Stated exercise
Your task is to gather the lines below that hold the string "this".

Exercise material
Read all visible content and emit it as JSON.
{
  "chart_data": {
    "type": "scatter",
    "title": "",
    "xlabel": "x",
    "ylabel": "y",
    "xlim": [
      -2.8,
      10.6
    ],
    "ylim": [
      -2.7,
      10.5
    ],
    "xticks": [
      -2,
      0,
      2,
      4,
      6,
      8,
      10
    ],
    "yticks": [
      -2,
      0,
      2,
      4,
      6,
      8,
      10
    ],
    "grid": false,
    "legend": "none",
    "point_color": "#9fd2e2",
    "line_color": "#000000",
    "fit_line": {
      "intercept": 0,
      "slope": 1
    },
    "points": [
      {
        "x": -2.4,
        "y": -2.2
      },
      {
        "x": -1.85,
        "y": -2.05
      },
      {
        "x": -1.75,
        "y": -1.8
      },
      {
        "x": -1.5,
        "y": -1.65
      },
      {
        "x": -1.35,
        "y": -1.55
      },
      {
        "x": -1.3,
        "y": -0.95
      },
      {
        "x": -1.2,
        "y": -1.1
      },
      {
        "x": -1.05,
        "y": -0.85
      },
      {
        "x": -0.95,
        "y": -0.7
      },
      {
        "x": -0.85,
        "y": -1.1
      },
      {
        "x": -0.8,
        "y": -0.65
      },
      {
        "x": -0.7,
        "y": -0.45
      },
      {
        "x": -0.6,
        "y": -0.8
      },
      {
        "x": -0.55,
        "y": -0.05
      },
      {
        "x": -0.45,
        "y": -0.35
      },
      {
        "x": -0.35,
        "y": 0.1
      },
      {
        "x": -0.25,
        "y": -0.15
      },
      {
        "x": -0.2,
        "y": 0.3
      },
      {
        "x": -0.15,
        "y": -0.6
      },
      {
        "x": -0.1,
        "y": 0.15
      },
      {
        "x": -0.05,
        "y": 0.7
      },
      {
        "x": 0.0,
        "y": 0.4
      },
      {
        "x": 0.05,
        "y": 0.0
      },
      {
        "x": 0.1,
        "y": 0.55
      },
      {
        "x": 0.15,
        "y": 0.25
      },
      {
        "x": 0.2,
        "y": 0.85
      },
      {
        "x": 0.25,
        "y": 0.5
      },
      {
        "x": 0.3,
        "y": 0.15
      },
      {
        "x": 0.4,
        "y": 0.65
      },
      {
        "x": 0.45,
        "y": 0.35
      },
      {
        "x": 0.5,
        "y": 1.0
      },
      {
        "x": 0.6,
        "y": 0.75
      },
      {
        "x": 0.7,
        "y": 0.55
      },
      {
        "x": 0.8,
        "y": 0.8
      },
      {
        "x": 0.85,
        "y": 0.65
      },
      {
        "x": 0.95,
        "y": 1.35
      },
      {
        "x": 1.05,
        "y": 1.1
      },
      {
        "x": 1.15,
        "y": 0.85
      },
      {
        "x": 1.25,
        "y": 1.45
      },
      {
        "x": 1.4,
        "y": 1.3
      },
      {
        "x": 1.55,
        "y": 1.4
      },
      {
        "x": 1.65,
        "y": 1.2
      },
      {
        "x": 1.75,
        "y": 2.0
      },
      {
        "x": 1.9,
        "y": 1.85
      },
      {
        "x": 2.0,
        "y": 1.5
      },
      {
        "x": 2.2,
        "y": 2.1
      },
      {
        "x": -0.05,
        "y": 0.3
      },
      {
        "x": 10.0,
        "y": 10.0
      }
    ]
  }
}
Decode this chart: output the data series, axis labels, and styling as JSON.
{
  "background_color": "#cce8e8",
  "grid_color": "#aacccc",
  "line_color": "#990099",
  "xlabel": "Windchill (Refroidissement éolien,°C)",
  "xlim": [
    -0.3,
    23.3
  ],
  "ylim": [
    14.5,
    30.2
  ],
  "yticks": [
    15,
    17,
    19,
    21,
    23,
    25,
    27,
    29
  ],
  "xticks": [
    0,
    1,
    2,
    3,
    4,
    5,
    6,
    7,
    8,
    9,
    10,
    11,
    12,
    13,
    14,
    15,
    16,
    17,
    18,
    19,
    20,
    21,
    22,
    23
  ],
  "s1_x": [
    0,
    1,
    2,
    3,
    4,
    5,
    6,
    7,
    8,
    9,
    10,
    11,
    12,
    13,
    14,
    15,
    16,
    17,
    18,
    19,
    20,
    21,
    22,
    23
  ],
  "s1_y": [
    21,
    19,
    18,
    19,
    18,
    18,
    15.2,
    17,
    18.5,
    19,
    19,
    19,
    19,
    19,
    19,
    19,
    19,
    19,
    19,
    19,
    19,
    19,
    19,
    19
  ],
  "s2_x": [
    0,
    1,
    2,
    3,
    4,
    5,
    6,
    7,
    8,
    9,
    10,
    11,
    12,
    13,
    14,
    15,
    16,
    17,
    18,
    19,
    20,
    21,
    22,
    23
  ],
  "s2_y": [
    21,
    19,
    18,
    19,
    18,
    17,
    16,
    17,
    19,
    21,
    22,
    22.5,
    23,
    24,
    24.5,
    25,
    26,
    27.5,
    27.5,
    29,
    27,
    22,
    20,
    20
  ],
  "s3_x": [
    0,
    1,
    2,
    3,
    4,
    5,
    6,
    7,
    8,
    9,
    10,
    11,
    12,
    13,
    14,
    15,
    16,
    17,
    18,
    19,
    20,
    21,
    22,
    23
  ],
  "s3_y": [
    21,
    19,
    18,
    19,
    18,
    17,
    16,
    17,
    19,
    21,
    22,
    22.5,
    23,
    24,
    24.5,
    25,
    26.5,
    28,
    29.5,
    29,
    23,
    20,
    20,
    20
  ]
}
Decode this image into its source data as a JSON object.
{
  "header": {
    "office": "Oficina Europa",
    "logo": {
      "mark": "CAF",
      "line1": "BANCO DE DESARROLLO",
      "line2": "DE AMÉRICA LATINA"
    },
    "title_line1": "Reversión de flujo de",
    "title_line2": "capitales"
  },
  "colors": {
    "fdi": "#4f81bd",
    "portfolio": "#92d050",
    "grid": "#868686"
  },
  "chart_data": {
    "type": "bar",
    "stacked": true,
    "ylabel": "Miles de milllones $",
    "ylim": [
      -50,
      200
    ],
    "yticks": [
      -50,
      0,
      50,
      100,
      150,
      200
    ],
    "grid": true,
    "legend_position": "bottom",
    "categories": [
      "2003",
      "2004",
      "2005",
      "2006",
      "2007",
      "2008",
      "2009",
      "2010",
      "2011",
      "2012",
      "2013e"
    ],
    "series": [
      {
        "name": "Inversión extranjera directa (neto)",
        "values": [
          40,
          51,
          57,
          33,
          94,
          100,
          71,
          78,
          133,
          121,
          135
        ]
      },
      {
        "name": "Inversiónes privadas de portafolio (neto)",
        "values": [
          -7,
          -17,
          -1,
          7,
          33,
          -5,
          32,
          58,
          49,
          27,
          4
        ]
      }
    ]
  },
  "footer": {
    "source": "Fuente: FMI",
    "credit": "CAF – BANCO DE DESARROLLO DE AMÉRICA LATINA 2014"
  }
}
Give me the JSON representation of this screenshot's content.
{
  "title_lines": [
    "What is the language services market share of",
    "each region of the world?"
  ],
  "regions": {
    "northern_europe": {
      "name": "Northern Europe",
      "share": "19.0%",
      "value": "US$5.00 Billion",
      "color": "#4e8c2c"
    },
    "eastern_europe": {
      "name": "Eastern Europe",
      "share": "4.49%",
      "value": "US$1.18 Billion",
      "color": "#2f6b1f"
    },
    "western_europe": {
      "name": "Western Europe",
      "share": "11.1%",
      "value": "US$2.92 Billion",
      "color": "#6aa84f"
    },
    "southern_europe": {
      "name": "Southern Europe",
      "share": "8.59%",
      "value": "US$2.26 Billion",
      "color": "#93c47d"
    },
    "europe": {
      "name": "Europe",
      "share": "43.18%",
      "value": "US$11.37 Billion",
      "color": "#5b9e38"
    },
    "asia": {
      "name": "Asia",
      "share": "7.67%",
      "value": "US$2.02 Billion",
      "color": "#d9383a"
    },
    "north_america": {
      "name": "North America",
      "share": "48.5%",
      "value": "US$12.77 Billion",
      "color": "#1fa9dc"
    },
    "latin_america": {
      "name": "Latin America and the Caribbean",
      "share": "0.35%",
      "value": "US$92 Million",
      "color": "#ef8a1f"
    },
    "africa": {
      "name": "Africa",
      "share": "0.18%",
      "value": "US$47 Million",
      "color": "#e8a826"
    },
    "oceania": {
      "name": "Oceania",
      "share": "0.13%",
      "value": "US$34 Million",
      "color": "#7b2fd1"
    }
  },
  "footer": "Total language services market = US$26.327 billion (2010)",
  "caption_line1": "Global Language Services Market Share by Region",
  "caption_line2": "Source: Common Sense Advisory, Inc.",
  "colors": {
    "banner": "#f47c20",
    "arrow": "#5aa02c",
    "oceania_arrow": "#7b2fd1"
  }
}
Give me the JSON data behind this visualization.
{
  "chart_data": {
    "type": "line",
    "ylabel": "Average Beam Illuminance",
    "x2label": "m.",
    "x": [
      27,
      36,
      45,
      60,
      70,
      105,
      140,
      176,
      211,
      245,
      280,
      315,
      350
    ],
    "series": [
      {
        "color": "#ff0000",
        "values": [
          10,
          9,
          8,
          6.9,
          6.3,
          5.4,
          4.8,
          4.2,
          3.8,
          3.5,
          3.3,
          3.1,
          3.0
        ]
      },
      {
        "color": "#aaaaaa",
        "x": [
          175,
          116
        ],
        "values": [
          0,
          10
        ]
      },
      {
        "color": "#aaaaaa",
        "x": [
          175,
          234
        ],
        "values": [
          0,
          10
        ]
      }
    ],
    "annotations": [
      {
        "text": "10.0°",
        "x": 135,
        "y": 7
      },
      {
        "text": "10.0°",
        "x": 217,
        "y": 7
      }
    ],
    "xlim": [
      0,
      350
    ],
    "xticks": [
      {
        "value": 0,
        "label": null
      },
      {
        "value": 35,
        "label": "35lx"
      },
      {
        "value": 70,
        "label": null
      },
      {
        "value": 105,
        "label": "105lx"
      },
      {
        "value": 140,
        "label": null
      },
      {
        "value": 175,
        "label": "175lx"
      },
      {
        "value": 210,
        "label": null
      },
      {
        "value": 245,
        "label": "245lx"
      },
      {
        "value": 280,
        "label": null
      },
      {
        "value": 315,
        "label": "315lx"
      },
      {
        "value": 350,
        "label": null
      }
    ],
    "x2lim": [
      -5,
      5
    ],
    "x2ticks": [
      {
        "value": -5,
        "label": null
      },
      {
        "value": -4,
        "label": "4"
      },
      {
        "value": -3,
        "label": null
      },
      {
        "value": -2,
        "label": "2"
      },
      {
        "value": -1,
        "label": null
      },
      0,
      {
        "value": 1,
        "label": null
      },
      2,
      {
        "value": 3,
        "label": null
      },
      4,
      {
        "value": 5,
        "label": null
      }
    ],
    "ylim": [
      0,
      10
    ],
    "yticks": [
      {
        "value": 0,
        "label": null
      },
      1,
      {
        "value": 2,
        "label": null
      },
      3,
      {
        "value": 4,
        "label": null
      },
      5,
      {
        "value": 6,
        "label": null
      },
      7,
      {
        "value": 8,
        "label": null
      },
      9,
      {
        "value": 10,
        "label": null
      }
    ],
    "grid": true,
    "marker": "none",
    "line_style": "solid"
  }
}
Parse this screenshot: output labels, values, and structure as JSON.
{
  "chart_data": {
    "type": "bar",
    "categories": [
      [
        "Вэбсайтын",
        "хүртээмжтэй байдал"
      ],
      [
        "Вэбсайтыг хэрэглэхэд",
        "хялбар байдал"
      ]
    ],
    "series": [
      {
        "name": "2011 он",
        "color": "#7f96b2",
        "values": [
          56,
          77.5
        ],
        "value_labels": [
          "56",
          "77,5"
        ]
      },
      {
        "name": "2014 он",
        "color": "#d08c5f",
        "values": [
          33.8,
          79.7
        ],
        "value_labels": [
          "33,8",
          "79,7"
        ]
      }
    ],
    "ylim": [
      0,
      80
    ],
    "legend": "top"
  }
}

Complete answer
Decode this chart: output the data series, axis labels, and styling as JSON.
Decode this image into its source data as a JSON object.
Give me the JSON representation of this screenshot's content.
Give me the JSON data behind this visualization.
Parse this screenshot: output labels, values, and structure as JSON.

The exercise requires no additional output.